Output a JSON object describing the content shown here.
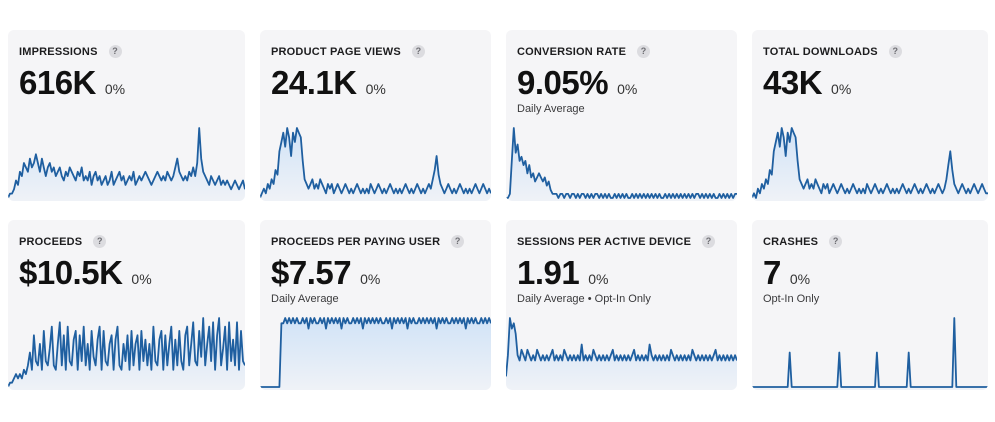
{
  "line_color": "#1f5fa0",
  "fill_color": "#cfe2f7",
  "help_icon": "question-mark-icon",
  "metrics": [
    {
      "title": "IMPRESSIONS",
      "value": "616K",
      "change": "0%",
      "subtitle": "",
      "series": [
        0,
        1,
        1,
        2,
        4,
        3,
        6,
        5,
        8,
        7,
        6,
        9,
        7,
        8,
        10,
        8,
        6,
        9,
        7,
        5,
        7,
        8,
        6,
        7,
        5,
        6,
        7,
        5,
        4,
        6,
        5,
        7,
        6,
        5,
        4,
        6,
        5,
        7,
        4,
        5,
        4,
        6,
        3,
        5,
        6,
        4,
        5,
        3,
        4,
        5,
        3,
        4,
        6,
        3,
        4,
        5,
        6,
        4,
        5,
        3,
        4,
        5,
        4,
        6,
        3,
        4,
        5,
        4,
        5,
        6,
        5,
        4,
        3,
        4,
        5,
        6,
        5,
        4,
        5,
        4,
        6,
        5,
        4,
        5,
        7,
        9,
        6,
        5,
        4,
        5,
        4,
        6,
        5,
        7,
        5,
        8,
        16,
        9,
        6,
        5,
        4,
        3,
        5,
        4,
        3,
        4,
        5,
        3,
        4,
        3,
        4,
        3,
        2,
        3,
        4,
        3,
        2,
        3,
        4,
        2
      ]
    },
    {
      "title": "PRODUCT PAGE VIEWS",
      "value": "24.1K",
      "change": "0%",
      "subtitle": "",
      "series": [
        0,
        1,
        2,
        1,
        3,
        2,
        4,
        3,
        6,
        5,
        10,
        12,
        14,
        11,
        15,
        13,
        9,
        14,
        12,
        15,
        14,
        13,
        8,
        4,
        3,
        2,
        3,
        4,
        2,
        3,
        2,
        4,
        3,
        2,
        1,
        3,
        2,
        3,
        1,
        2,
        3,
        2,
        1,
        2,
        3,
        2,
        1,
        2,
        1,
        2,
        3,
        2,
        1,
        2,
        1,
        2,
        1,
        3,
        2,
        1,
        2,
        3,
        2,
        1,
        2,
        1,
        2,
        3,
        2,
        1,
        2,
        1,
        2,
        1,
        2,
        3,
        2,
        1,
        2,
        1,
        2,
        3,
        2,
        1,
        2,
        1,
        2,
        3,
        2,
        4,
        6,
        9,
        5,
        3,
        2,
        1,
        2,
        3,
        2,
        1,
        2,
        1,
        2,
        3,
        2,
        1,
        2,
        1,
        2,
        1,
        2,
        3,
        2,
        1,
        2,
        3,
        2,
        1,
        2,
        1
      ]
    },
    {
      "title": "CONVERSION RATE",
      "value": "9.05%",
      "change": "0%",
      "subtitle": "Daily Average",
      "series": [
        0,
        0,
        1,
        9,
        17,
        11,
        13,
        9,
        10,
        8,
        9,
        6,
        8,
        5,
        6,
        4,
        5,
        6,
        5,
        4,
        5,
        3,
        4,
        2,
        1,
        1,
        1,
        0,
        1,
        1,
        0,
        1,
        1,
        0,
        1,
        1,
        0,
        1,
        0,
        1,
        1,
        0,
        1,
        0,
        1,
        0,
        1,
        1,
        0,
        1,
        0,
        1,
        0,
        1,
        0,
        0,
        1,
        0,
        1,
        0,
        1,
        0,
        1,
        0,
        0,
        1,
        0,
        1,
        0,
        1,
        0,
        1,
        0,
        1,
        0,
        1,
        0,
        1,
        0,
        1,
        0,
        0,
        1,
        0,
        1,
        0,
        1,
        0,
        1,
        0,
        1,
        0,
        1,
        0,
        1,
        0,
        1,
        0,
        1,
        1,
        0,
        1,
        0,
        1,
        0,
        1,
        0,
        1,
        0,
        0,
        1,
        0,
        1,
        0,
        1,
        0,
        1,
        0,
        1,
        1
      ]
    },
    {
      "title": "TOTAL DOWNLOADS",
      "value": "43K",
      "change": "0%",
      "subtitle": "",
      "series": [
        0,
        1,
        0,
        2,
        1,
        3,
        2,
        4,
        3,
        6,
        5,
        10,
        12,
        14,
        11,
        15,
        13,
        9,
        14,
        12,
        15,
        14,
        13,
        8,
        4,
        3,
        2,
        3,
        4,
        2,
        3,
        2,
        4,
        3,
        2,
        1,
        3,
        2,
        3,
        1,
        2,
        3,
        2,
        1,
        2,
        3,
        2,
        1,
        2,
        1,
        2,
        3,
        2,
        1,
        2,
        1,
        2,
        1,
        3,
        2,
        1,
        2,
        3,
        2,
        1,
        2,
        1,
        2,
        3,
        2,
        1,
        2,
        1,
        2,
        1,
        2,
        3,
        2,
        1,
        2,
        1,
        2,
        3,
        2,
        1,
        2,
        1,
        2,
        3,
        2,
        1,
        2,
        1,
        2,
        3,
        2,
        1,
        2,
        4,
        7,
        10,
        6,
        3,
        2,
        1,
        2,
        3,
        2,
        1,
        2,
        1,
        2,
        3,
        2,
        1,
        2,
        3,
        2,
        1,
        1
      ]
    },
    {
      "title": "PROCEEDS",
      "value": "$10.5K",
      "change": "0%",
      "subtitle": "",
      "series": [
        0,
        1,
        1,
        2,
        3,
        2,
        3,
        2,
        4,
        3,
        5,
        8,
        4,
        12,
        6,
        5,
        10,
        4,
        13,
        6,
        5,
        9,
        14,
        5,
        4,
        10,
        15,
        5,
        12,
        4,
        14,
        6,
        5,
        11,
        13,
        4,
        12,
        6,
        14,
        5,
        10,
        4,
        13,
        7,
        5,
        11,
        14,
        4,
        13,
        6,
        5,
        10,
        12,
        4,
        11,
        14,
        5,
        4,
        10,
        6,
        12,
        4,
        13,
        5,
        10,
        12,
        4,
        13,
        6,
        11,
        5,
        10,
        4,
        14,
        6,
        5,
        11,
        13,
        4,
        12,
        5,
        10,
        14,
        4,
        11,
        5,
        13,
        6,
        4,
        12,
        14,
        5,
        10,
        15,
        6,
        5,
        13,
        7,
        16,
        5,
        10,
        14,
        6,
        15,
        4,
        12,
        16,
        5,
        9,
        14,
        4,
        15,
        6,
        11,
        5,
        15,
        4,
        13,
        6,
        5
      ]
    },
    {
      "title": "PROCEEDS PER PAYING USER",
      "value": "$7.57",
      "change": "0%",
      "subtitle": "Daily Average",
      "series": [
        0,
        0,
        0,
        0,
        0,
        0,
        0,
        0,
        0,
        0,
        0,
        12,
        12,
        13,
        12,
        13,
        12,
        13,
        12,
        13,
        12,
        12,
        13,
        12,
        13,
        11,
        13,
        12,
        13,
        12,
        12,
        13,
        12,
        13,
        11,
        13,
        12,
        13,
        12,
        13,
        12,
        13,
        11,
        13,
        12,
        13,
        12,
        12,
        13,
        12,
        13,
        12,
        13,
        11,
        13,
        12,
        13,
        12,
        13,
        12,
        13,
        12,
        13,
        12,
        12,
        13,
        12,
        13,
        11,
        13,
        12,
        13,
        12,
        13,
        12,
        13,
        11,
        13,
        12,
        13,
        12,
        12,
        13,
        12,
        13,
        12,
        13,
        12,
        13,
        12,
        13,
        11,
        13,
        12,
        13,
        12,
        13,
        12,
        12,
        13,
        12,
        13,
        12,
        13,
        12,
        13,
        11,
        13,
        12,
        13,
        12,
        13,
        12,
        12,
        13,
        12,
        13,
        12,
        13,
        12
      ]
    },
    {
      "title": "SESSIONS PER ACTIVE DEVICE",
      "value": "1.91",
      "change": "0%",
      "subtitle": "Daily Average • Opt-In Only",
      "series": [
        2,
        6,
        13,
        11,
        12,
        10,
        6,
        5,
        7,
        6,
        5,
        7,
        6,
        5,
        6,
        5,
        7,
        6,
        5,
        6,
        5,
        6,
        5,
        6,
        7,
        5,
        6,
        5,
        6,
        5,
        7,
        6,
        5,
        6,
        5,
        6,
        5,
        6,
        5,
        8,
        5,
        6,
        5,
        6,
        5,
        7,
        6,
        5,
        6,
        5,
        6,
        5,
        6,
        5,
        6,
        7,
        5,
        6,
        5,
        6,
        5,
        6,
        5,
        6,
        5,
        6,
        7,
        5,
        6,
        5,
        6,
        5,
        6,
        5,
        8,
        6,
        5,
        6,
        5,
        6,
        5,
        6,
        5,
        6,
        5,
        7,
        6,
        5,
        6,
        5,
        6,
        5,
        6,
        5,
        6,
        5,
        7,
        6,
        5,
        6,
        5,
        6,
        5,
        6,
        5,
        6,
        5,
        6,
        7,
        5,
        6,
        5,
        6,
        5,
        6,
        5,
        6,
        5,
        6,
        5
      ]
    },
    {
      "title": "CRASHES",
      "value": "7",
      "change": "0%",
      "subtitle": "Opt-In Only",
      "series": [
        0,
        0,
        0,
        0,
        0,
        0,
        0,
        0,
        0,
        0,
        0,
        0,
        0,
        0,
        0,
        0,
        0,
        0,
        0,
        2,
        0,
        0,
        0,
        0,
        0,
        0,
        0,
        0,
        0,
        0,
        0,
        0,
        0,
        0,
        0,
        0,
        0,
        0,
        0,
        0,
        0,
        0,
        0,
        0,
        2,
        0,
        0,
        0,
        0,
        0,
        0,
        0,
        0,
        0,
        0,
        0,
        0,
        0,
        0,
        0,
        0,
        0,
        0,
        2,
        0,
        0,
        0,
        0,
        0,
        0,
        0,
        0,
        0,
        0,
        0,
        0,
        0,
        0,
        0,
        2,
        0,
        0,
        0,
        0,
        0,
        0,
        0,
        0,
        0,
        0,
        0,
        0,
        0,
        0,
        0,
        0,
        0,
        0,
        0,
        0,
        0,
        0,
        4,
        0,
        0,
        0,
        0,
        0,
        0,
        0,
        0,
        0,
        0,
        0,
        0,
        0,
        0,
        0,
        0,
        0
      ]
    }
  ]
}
----
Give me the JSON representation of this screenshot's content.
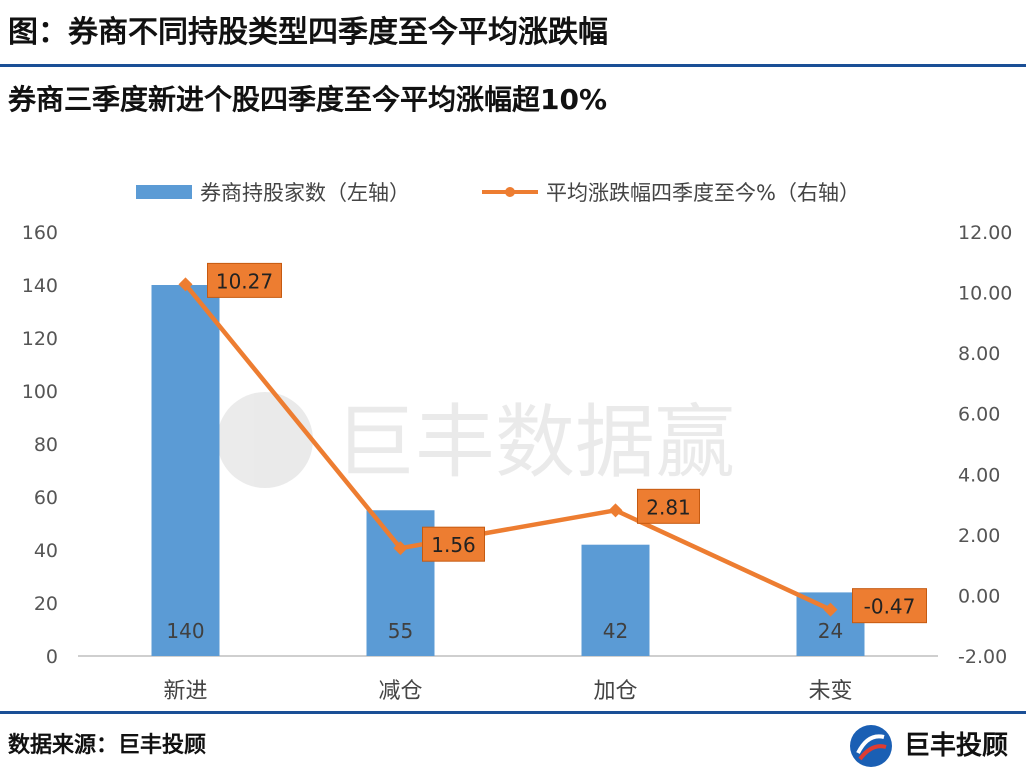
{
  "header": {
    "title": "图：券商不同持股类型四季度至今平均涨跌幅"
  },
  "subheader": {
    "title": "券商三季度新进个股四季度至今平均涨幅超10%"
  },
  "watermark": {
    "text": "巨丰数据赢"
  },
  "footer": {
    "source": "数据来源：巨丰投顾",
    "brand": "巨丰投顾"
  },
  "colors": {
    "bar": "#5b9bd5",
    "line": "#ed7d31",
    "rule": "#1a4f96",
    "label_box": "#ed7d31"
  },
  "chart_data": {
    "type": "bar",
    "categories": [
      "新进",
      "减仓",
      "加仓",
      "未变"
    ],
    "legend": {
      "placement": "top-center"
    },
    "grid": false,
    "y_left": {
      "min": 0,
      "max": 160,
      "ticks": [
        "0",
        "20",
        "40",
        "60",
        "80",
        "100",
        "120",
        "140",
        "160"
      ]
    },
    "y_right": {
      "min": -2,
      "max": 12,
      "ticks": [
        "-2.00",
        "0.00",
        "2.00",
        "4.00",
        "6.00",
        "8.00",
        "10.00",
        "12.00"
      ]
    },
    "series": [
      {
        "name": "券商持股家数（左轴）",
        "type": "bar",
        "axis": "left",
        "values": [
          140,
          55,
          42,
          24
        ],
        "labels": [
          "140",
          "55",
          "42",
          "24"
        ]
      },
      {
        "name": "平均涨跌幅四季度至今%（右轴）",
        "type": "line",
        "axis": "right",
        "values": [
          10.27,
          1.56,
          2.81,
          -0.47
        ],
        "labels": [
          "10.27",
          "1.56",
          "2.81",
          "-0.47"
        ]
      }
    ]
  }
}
----
» **EXERCISE INSTRUCTIONS**: Of the lines above, copy each that contains "PROCEEDS".

» **ANSWER TO THIS EXERCISE**:
      "title": "PROCEEDS",
      "title": "PROCEEDS PER PAYING USER",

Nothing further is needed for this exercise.